Repeat each record below exactly, dropping the pictures.
start
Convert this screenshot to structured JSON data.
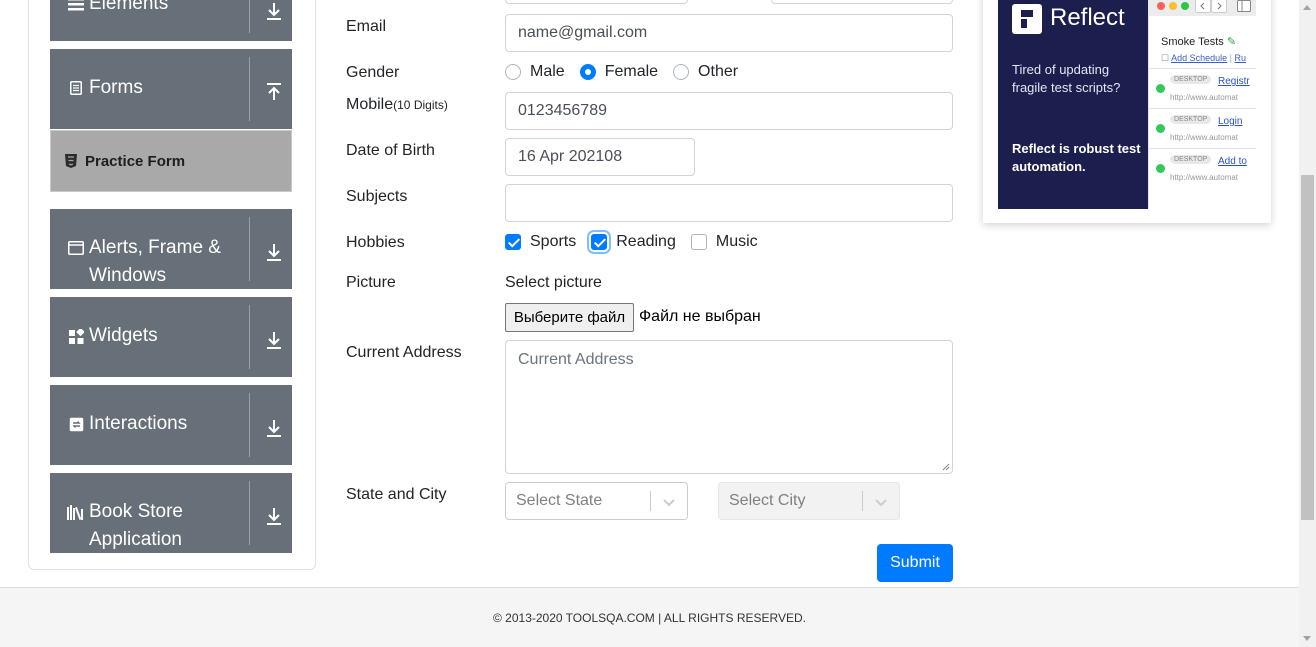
{
  "sidebar": {
    "groups": [
      {
        "label": "Elements",
        "icon": "list-icon"
      },
      {
        "label": "Forms",
        "icon": "document-icon"
      },
      {
        "label": "Alerts, Frame &",
        "label2": "Windows",
        "icon": "window-icon"
      },
      {
        "label": "Widgets",
        "icon": "widgets-icon"
      },
      {
        "label": "Interactions",
        "icon": "interactions-icon"
      },
      {
        "label": "Book Store",
        "label2": "Application",
        "icon": "books-icon"
      }
    ],
    "active_item": "Practice Form"
  },
  "form": {
    "email_label": "Email",
    "email_value": "name@gmail.com",
    "gender_label": "Gender",
    "gender_options": [
      "Male",
      "Female",
      "Other"
    ],
    "gender_selected": "Female",
    "mobile_label": "Mobile",
    "mobile_hint": "(10 Digits)",
    "mobile_value": "0123456789",
    "dob_label": "Date of Birth",
    "dob_value": "16 Apr 202108",
    "subjects_label": "Subjects",
    "subjects_value": "",
    "hobbies_label": "Hobbies",
    "hobbies": [
      {
        "label": "Sports",
        "checked": true
      },
      {
        "label": "Reading",
        "checked": true
      },
      {
        "label": "Music",
        "checked": false
      }
    ],
    "picture_label": "Picture",
    "picture_prompt": "Select picture",
    "file_button": "Выберите файл",
    "file_status": "Файл не выбран",
    "address_label": "Current Address",
    "address_placeholder": "Current Address",
    "state_city_label": "State and City",
    "state_placeholder": "Select State",
    "city_placeholder": "Select City",
    "submit_label": "Submit"
  },
  "ad": {
    "brand": "Reflect",
    "tagline": "Tired of updating fragile test scripts?",
    "pitch": "Reflect is robust test automation.",
    "panel_title": "Smoke Tests",
    "panel_action": "Add Schedule",
    "panel_action2": "Ru",
    "rows": [
      {
        "tag": "DESKTOP",
        "link": "Registr",
        "url": "http://www.automat"
      },
      {
        "tag": "DESKTOP",
        "link": "Login",
        "url": "http://www.automat"
      },
      {
        "tag": "DESKTOP",
        "link": "Add to",
        "url": "http://www.automat"
      }
    ]
  },
  "footer": {
    "text": "© 2013-2020 TOOLSQA.COM | ALL RIGHTS RESERVED."
  },
  "colors": {
    "accent": "#007bff",
    "sidebar_group": "#676f79",
    "active_item": "#a9a9a9",
    "ad_bg": "#1c1f4d"
  }
}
end
SOLUTION:
Convert this screenshot to structured JSON data.
{
  "sidebar": {
    "groups": [
      {
        "label": "Elements",
        "icon": "list-icon"
      },
      {
        "label": "Forms",
        "icon": "document-icon"
      },
      {
        "label": "Alerts, Frame &",
        "label2": "Windows",
        "icon": "window-icon"
      },
      {
        "label": "Widgets",
        "icon": "widgets-icon"
      },
      {
        "label": "Interactions",
        "icon": "interactions-icon"
      },
      {
        "label": "Book Store",
        "label2": "Application",
        "icon": "books-icon"
      }
    ],
    "active_item": "Practice Form"
  },
  "form": {
    "email_label": "Email",
    "email_value": "name@gmail.com",
    "gender_label": "Gender",
    "gender_options": [
      "Male",
      "Female",
      "Other"
    ],
    "gender_selected": "Female",
    "mobile_label": "Mobile",
    "mobile_hint": "(10 Digits)",
    "mobile_value": "0123456789",
    "dob_label": "Date of Birth",
    "dob_value": "16 Apr 202108",
    "subjects_label": "Subjects",
    "subjects_value": "",
    "hobbies_label": "Hobbies",
    "hobbies": [
      {
        "label": "Sports",
        "checked": true
      },
      {
        "label": "Reading",
        "checked": true
      },
      {
        "label": "Music",
        "checked": false
      }
    ],
    "picture_label": "Picture",
    "picture_prompt": "Select picture",
    "file_button": "Выберите файл",
    "file_status": "Файл не выбран",
    "address_label": "Current Address",
    "address_placeholder": "Current Address",
    "state_city_label": "State and City",
    "state_placeholder": "Select State",
    "city_placeholder": "Select City",
    "submit_label": "Submit"
  },
  "ad": {
    "brand": "Reflect",
    "tagline": "Tired of updating fragile test scripts?",
    "pitch": "Reflect is robust test automation.",
    "panel_title": "Smoke Tests",
    "panel_action": "Add Schedule",
    "panel_action2": "Ru",
    "rows": [
      {
        "tag": "DESKTOP",
        "link": "Registr",
        "url": "http://www.automat"
      },
      {
        "tag": "DESKTOP",
        "link": "Login",
        "url": "http://www.automat"
      },
      {
        "tag": "DESKTOP",
        "link": "Add to",
        "url": "http://www.automat"
      }
    ]
  },
  "footer": {
    "text": "© 2013-2020 TOOLSQA.COM | ALL RIGHTS RESERVED."
  },
  "colors": {
    "accent": "#007bff",
    "sidebar_group": "#676f79",
    "active_item": "#a9a9a9",
    "ad_bg": "#1c1f4d"
  }
}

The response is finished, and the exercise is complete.